_GOAL:_ Work through the data below and give the number of lines holding "name", nothing more.

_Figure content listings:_
□ □ □ □ □

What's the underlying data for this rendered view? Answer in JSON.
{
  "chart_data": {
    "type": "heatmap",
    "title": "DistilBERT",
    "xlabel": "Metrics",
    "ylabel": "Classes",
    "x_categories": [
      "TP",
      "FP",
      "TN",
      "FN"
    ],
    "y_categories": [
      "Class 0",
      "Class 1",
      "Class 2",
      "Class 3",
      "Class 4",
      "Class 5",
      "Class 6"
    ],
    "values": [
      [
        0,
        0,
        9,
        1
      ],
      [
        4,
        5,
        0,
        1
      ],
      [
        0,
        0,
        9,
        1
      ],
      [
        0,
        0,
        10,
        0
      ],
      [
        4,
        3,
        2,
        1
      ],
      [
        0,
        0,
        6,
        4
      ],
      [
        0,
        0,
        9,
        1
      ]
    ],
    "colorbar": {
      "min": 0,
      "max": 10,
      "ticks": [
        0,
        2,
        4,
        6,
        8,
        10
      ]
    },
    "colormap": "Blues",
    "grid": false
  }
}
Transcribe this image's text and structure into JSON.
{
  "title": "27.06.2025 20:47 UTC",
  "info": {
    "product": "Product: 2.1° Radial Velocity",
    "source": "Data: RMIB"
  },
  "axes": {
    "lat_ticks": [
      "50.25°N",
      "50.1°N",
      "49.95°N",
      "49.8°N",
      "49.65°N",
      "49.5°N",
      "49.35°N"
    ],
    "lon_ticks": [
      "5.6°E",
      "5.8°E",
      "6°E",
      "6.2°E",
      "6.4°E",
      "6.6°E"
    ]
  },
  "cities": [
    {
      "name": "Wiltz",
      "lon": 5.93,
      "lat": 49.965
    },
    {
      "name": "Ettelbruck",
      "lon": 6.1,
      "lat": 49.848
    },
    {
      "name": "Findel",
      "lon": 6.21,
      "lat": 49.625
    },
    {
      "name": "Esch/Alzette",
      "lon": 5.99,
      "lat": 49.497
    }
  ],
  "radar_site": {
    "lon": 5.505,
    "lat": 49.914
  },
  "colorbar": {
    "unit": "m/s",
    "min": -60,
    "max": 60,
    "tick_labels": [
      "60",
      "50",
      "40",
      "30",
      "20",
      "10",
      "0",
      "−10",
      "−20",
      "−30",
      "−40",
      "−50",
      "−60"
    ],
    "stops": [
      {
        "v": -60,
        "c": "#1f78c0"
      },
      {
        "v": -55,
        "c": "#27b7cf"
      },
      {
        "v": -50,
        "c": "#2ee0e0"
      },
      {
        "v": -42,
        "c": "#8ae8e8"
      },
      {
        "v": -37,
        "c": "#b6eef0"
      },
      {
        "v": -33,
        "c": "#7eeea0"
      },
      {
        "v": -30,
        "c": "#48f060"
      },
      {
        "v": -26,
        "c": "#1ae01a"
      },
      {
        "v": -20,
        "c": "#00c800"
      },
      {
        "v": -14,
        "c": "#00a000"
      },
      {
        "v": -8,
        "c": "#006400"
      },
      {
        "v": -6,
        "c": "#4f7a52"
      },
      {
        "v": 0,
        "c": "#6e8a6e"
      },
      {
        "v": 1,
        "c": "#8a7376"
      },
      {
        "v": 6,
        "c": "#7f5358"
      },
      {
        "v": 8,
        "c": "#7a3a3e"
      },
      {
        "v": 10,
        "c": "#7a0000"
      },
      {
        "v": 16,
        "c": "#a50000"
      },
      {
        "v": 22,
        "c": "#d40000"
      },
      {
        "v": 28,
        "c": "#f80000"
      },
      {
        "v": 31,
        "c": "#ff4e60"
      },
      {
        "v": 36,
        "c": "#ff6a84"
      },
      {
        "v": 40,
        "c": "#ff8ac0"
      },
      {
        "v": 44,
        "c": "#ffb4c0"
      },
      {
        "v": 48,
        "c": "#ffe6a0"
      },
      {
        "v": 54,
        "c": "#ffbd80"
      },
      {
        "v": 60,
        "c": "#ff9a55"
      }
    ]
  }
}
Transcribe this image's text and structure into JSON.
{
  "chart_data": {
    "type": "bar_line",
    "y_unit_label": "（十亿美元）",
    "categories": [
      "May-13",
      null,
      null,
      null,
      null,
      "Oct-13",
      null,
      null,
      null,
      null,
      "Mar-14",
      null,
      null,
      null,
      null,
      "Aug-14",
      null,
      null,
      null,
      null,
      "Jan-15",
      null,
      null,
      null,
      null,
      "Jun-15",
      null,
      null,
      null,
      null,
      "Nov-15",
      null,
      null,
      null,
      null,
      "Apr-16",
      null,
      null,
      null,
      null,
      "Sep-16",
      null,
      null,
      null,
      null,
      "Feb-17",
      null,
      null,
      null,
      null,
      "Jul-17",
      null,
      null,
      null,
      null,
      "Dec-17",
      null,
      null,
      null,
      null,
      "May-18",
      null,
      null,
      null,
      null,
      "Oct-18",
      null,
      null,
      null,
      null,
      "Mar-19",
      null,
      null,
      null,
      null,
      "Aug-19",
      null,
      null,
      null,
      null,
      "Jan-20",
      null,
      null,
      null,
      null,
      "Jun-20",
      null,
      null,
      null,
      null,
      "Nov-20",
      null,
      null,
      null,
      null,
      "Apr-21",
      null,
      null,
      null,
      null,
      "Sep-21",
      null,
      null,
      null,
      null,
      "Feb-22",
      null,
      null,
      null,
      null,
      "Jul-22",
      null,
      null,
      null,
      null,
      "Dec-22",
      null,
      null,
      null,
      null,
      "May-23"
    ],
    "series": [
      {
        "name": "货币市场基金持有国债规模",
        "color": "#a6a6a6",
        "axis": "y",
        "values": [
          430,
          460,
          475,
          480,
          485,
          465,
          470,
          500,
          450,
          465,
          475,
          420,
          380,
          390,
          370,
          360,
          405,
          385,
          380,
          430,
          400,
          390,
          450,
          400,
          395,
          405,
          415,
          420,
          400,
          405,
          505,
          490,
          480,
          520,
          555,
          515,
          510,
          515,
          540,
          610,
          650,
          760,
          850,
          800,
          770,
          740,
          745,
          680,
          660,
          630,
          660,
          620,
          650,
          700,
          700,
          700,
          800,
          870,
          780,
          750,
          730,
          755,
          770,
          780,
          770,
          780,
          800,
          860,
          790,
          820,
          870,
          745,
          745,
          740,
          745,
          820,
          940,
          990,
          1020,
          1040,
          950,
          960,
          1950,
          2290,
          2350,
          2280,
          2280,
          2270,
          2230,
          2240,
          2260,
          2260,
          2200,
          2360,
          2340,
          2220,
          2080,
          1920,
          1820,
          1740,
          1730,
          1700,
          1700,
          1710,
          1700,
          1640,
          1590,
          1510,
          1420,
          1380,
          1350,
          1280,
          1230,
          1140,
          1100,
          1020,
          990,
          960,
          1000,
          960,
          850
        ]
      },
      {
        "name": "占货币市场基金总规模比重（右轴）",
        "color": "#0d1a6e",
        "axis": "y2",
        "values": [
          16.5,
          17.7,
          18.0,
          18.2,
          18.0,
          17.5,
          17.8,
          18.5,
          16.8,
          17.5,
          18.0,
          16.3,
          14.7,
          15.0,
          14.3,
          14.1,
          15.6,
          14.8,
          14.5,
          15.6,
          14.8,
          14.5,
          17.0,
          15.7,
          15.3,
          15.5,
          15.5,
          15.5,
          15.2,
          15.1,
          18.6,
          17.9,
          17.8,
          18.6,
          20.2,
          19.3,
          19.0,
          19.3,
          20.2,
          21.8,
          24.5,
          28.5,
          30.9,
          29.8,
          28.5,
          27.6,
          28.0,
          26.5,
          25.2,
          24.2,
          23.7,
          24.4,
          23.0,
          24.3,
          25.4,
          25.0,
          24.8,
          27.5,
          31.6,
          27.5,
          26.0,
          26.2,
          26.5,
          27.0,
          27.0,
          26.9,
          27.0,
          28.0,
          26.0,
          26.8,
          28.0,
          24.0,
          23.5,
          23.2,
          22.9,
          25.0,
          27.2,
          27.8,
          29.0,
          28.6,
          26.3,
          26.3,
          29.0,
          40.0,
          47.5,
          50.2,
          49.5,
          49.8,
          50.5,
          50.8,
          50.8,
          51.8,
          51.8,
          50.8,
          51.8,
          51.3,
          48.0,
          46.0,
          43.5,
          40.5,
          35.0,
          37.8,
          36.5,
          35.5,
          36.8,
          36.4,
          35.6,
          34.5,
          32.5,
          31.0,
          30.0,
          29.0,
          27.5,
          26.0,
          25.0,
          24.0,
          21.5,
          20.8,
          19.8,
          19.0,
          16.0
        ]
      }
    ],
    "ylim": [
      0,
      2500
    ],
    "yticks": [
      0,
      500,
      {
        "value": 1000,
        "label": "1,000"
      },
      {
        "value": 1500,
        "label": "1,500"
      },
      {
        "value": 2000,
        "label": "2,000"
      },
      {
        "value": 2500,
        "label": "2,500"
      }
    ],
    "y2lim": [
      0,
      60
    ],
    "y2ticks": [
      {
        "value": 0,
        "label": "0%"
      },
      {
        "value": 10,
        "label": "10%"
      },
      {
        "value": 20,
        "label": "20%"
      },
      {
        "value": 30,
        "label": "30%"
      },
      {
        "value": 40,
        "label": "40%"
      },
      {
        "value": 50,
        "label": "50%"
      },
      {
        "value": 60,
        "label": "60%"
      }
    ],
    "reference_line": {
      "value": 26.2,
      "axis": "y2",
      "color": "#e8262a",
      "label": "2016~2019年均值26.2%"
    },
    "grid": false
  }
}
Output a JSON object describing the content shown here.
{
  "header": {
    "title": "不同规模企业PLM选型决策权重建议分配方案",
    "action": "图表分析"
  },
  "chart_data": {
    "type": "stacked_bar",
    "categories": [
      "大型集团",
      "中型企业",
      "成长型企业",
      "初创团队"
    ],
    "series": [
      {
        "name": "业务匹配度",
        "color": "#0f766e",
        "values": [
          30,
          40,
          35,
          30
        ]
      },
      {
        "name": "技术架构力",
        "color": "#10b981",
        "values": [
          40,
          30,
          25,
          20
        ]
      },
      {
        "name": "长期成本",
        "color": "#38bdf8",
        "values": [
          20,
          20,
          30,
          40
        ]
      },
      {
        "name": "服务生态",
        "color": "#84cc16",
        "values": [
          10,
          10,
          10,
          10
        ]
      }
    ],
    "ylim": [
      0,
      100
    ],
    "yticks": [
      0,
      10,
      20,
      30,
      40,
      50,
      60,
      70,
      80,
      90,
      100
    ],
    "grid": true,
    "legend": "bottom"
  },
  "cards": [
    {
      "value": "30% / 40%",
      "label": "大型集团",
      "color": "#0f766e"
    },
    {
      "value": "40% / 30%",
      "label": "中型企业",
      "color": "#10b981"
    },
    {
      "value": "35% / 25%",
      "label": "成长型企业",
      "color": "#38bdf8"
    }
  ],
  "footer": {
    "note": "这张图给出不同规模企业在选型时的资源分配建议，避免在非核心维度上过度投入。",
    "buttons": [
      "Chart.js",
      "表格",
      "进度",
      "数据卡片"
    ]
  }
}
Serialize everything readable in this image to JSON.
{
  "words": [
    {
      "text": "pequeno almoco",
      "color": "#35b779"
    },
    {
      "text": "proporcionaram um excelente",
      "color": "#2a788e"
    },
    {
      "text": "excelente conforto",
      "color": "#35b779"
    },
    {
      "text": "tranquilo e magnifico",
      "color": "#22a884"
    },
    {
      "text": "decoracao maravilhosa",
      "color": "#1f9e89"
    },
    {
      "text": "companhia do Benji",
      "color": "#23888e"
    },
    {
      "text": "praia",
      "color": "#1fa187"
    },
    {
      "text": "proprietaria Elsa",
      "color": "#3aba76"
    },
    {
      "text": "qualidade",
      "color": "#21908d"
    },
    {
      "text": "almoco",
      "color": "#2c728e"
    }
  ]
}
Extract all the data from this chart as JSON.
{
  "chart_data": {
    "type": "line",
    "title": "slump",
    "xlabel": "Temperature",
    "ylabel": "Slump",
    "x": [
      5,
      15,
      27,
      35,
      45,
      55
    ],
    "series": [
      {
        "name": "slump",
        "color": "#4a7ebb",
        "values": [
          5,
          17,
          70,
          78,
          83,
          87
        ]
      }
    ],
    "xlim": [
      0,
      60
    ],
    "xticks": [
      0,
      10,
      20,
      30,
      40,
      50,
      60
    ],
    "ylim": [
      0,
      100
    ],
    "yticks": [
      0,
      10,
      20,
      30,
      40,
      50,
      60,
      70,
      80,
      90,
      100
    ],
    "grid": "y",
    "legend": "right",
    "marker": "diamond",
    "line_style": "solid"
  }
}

□ □ □ □ □

_THE RESULT:_ 11